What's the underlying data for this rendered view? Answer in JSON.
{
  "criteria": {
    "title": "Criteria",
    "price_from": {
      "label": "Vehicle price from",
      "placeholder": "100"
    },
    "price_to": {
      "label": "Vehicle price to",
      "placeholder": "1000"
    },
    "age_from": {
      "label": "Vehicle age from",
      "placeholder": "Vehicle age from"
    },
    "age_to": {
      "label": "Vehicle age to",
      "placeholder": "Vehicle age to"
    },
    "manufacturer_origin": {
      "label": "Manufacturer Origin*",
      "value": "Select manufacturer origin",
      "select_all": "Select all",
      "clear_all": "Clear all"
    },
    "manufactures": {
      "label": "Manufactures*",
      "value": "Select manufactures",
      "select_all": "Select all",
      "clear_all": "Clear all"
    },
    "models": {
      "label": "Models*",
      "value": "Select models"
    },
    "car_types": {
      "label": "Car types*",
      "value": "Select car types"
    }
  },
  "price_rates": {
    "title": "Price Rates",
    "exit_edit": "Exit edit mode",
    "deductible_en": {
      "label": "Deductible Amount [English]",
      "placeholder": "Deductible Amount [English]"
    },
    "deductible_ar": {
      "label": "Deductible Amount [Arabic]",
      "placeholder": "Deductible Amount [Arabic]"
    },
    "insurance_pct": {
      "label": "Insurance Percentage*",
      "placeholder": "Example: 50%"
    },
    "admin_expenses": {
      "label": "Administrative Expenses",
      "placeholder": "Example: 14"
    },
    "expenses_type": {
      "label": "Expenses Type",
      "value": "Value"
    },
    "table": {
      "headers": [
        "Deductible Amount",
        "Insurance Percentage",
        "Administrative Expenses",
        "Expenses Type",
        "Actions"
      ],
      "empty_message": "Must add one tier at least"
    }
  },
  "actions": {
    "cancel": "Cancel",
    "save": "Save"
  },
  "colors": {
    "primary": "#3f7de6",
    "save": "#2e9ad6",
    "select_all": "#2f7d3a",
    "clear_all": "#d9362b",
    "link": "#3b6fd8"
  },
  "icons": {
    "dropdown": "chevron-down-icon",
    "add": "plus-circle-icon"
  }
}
#####
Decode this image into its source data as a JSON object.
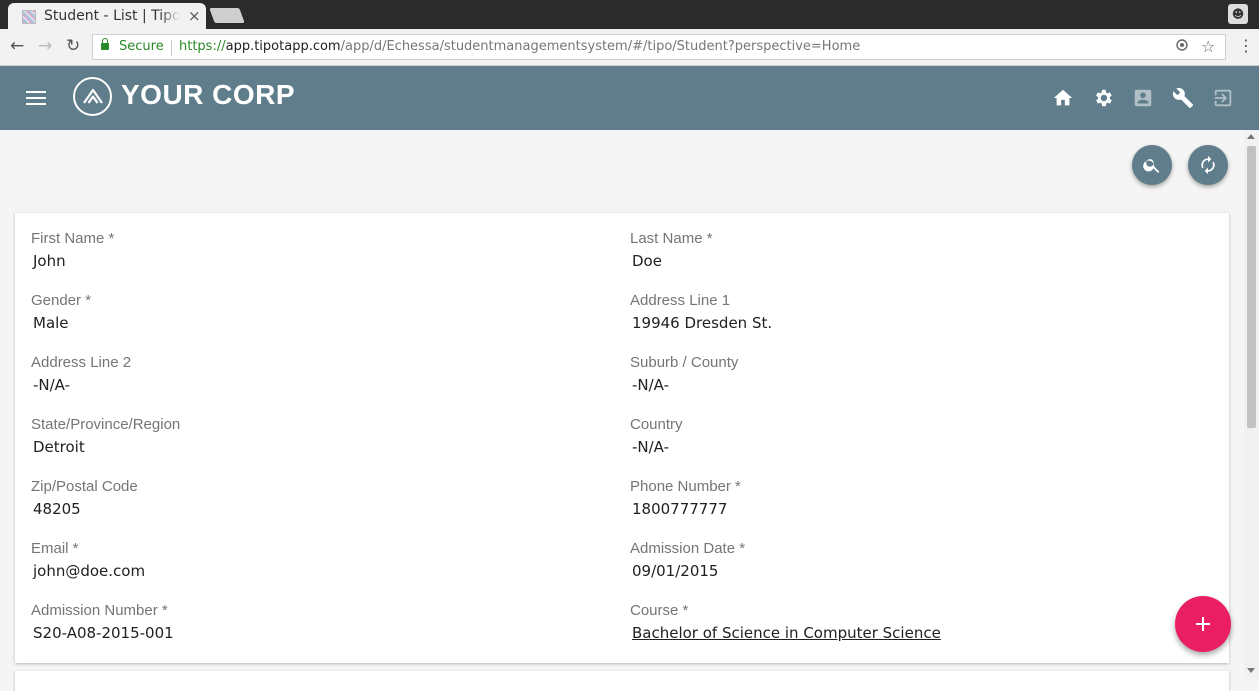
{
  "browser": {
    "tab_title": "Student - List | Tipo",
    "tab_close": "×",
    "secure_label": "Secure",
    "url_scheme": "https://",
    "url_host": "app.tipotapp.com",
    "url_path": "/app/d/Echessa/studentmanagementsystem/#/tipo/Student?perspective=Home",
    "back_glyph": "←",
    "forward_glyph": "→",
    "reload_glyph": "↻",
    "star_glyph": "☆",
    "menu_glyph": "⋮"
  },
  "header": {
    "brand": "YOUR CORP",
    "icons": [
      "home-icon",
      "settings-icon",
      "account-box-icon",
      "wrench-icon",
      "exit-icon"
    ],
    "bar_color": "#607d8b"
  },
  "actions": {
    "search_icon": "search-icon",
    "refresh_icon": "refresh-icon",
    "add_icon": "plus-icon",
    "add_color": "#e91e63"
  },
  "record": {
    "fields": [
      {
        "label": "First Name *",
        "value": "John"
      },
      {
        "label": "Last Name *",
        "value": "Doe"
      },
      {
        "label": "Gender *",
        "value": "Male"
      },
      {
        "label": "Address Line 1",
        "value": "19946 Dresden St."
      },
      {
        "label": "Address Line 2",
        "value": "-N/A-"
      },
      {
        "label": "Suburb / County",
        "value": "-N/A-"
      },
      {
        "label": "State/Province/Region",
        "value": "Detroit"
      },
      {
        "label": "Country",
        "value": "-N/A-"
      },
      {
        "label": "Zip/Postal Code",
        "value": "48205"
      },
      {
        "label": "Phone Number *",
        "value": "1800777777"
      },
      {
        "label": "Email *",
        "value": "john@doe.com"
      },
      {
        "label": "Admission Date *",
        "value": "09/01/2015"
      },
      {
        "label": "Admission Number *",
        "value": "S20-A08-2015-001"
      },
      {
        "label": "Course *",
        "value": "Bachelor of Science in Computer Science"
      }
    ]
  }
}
#####
WRITTEN EXERCISE
Give only the count of lines in the data that include the string "Percentage".

EXERCISE RESULT
2